## start Records

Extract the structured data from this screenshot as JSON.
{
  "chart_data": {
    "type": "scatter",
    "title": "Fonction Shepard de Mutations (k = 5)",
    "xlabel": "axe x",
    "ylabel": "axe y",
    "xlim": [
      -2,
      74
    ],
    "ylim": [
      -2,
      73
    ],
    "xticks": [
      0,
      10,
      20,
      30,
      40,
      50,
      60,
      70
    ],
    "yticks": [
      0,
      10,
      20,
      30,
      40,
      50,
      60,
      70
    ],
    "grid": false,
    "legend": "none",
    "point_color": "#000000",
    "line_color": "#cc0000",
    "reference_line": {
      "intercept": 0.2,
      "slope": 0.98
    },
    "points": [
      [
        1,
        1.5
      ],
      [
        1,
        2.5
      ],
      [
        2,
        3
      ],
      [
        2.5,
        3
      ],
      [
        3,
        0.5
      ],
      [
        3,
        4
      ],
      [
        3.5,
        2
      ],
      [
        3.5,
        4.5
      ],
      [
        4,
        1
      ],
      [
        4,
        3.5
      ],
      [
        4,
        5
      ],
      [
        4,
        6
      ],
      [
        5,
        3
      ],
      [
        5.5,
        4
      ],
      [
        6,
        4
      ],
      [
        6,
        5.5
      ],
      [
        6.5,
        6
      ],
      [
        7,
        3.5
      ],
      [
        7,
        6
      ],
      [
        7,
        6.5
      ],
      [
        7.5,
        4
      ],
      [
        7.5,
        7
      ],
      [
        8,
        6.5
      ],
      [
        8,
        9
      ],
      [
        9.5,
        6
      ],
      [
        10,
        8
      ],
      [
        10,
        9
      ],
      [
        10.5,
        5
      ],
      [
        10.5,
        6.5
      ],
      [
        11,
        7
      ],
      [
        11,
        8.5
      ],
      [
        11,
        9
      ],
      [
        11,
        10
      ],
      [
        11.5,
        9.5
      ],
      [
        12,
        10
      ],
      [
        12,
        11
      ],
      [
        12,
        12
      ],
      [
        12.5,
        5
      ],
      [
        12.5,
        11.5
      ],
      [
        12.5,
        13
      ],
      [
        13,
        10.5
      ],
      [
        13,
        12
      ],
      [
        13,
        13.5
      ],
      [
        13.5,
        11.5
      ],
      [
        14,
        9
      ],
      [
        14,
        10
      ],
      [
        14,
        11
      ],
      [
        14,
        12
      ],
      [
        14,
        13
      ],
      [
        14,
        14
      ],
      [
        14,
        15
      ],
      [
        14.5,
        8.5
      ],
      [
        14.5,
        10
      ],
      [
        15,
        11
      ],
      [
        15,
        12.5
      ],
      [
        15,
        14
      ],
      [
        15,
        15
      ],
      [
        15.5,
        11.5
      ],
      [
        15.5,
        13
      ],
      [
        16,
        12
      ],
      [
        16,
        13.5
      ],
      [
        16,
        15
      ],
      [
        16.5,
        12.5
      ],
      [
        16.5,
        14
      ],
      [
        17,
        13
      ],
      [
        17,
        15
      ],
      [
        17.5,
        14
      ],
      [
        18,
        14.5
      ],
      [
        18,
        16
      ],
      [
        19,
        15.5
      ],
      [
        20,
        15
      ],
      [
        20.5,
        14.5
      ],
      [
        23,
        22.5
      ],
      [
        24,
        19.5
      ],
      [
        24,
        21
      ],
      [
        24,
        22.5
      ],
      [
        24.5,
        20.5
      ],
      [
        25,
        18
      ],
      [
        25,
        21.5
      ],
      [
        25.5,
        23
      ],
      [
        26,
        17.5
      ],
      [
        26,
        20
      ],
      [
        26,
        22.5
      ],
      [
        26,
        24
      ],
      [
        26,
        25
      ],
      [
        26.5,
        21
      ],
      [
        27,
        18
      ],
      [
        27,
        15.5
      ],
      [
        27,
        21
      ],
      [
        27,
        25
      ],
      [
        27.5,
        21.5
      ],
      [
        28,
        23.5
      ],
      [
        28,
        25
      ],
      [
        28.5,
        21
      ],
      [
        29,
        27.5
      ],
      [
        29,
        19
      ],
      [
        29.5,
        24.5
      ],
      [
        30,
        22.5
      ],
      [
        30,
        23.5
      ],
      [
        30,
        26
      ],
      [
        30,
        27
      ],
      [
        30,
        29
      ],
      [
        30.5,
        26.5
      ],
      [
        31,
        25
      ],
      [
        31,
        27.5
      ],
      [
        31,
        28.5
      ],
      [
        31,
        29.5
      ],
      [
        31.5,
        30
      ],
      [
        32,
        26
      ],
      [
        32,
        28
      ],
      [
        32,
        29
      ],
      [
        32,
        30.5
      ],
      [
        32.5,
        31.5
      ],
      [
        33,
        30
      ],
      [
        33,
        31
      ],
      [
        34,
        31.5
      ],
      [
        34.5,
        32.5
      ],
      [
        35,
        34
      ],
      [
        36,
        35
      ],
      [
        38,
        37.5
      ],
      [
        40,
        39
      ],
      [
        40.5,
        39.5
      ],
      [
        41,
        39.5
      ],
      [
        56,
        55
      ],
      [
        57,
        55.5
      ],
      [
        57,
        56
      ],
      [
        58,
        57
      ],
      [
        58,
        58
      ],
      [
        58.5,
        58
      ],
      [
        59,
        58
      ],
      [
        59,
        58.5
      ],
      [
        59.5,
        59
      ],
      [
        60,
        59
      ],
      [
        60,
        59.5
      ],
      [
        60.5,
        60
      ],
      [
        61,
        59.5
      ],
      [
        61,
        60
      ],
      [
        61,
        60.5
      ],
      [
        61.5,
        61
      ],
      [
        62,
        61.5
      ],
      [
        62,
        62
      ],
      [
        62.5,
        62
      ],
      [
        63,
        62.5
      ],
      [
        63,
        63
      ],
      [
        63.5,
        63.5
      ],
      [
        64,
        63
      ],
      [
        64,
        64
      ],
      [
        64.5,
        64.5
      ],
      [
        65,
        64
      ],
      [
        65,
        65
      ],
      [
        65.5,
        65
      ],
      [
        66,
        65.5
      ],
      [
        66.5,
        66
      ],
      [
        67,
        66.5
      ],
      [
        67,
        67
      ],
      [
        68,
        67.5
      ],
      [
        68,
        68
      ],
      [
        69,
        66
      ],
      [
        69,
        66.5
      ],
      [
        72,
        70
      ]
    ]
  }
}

## end Records
## start Records

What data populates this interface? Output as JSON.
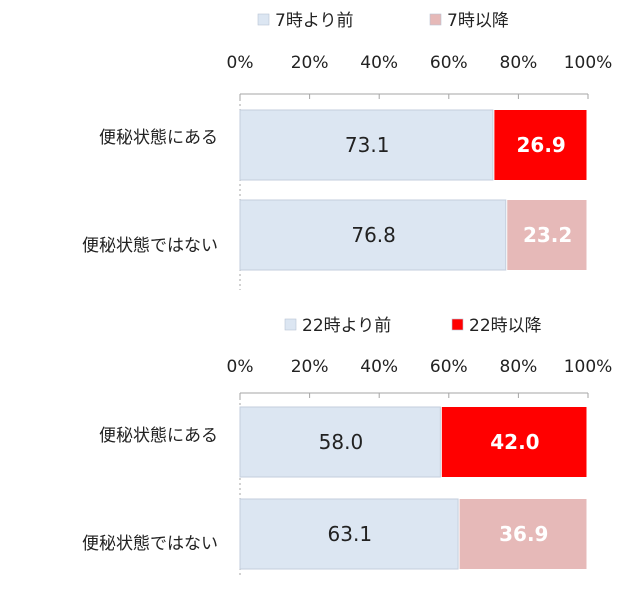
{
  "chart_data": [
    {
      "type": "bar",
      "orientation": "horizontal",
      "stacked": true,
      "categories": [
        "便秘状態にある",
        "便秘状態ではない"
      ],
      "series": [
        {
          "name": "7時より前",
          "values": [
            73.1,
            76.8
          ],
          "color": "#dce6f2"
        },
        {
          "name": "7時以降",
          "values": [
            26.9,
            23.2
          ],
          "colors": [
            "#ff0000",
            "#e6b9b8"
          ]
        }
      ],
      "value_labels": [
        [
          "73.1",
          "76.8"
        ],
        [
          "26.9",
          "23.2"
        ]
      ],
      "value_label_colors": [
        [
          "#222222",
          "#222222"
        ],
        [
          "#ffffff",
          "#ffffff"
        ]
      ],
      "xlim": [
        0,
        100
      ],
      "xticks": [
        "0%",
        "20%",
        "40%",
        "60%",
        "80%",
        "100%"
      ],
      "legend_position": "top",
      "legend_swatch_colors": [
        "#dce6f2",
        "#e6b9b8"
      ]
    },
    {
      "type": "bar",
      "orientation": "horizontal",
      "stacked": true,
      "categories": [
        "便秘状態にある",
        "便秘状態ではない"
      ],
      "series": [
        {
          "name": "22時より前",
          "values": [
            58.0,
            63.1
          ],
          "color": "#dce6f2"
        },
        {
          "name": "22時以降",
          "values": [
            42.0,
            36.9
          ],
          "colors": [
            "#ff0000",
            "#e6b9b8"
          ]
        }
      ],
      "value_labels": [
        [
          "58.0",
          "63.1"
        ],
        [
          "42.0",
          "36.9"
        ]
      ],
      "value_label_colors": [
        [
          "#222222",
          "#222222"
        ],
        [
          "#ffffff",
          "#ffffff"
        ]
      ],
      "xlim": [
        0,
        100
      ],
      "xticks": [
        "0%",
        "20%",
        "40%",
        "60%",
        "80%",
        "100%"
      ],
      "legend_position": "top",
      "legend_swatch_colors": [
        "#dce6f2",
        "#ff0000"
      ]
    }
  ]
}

## end Records
## start Records

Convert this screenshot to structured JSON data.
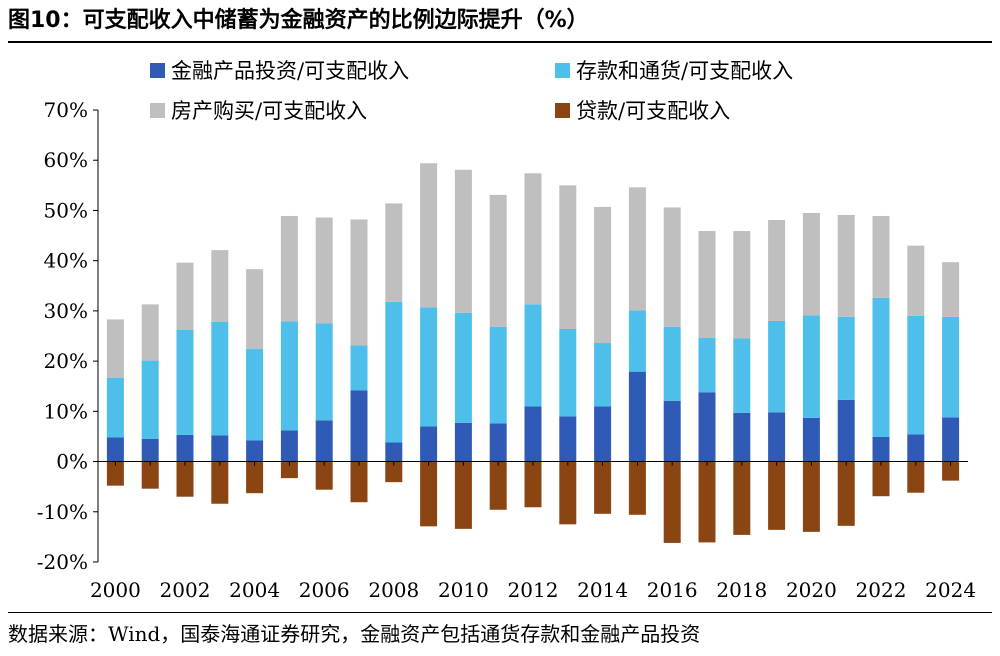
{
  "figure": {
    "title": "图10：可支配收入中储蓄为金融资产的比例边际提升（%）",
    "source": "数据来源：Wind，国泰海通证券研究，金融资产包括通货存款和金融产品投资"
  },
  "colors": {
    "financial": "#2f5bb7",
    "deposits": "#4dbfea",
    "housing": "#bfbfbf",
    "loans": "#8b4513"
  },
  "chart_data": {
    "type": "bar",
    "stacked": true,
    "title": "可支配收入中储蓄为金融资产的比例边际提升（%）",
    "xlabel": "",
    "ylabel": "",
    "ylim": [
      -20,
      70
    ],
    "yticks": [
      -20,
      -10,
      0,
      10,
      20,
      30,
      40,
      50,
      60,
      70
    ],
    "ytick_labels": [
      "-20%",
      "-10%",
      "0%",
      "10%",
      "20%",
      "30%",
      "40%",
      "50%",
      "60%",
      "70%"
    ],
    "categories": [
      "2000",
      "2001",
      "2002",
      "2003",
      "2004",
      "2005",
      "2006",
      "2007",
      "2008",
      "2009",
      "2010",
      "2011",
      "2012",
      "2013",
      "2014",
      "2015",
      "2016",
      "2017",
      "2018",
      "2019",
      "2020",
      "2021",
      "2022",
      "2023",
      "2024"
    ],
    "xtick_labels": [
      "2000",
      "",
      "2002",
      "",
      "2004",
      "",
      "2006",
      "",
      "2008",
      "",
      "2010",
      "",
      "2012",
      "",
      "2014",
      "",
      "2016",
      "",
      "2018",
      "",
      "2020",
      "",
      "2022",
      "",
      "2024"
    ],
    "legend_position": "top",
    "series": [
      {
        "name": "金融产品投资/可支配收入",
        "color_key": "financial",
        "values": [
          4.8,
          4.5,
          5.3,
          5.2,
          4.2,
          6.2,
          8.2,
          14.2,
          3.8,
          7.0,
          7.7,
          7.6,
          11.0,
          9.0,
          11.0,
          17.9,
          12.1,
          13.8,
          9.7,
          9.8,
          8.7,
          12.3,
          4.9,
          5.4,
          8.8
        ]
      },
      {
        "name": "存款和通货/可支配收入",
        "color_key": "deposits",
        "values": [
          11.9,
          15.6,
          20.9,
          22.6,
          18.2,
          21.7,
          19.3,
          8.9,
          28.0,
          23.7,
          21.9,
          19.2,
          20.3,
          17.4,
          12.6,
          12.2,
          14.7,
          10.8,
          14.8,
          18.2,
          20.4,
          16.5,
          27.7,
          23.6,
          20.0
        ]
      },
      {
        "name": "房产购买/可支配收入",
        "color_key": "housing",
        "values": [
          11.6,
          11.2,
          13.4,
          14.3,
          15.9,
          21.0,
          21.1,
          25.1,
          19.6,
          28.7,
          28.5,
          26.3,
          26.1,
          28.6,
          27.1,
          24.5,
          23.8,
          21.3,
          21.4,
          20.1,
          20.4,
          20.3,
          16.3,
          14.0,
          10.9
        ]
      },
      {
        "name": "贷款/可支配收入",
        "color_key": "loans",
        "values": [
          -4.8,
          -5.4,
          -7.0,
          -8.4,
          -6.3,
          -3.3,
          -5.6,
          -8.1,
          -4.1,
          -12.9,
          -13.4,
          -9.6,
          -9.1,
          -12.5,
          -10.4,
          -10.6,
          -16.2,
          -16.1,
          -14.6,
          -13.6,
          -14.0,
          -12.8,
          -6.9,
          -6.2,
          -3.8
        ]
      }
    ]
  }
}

## end Records

Where a line in the entries holds the word "type", copy that line.

    "type": "scatter",
      "type": "bar",
      "type": "bar",
    "type": "bar",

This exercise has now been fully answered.